## Material provided
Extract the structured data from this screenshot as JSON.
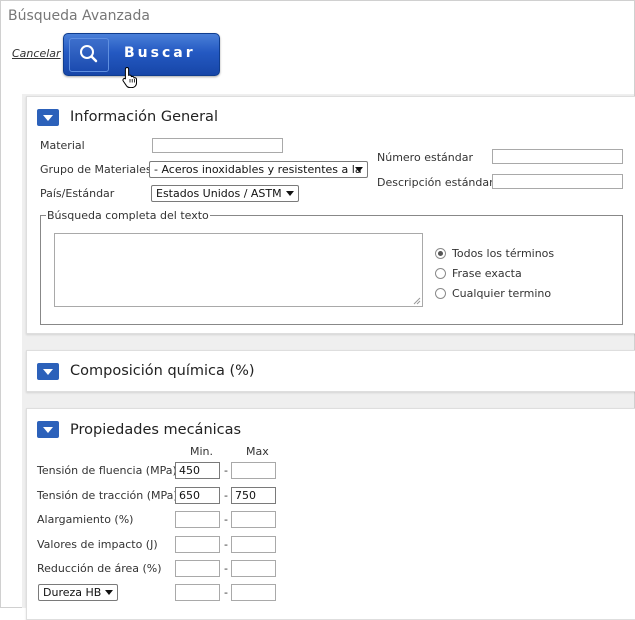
{
  "header": {
    "title": "Búsqueda Avanzada",
    "cancel_label": "Cancelar",
    "search_label": "Buscar"
  },
  "general": {
    "title": "Información General",
    "material_label": "Material",
    "material_value": "",
    "group_label": "Grupo de Materiales",
    "group_value": "- Aceros inoxidables y resistentes a la",
    "country_label": "País/Estándar",
    "country_value": "Estados Unidos / ASTM",
    "std_number_label": "Número estándar",
    "std_number_value": "",
    "std_desc_label": "Descripción estándar",
    "std_desc_value": "",
    "fulltext_legend": "Búsqueda completa del texto",
    "fulltext_value": "",
    "radios": [
      {
        "label": "Todos los términos",
        "checked": true
      },
      {
        "label": "Frase exacta",
        "checked": false
      },
      {
        "label": "Cualquier termino",
        "checked": false
      }
    ]
  },
  "composition": {
    "title": "Composición química (%)"
  },
  "mechanical": {
    "title": "Propiedades mecánicas",
    "min_header": "Min.",
    "max_header": "Max",
    "rows": [
      {
        "label": "Tensión de fluencia (MPa)",
        "min": "450",
        "max": ""
      },
      {
        "label": "Tensión de tracción (MPa)",
        "min": "650",
        "max": "750"
      },
      {
        "label": "Alargamiento (%)",
        "min": "",
        "max": ""
      },
      {
        "label": "Valores de impacto (J)",
        "min": "",
        "max": ""
      },
      {
        "label": "Reducción de área (%)",
        "min": "",
        "max": ""
      }
    ],
    "hardness_select": "Dureza HB",
    "hardness_min": "",
    "hardness_max": ""
  },
  "colors": {
    "accent": "#2c61ba",
    "button": "#2459c2"
  }
}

## Directions for this task
Pictures stay out; repeat all the rest of the records exactly.

## Exercise response
Extract the structured data from this screenshot as JSON.
{
  "header": {
    "title": "Búsqueda Avanzada",
    "cancel_label": "Cancelar",
    "search_label": "Buscar"
  },
  "general": {
    "title": "Información General",
    "material_label": "Material",
    "material_value": "",
    "group_label": "Grupo de Materiales",
    "group_value": "- Aceros inoxidables y resistentes a la",
    "country_label": "País/Estándar",
    "country_value": "Estados Unidos / ASTM",
    "std_number_label": "Número estándar",
    "std_number_value": "",
    "std_desc_label": "Descripción estándar",
    "std_desc_value": "",
    "fulltext_legend": "Búsqueda completa del texto",
    "fulltext_value": "",
    "radios": [
      {
        "label": "Todos los términos",
        "checked": true
      },
      {
        "label": "Frase exacta",
        "checked": false
      },
      {
        "label": "Cualquier termino",
        "checked": false
      }
    ]
  },
  "composition": {
    "title": "Composición química (%)"
  },
  "mechanical": {
    "title": "Propiedades mecánicas",
    "min_header": "Min.",
    "max_header": "Max",
    "rows": [
      {
        "label": "Tensión de fluencia (MPa)",
        "min": "450",
        "max": ""
      },
      {
        "label": "Tensión de tracción (MPa)",
        "min": "650",
        "max": "750"
      },
      {
        "label": "Alargamiento (%)",
        "min": "",
        "max": ""
      },
      {
        "label": "Valores de impacto (J)",
        "min": "",
        "max": ""
      },
      {
        "label": "Reducción de área (%)",
        "min": "",
        "max": ""
      }
    ],
    "hardness_select": "Dureza HB",
    "hardness_min": "",
    "hardness_max": ""
  },
  "colors": {
    "accent": "#2c61ba",
    "button": "#2459c2"
  }
}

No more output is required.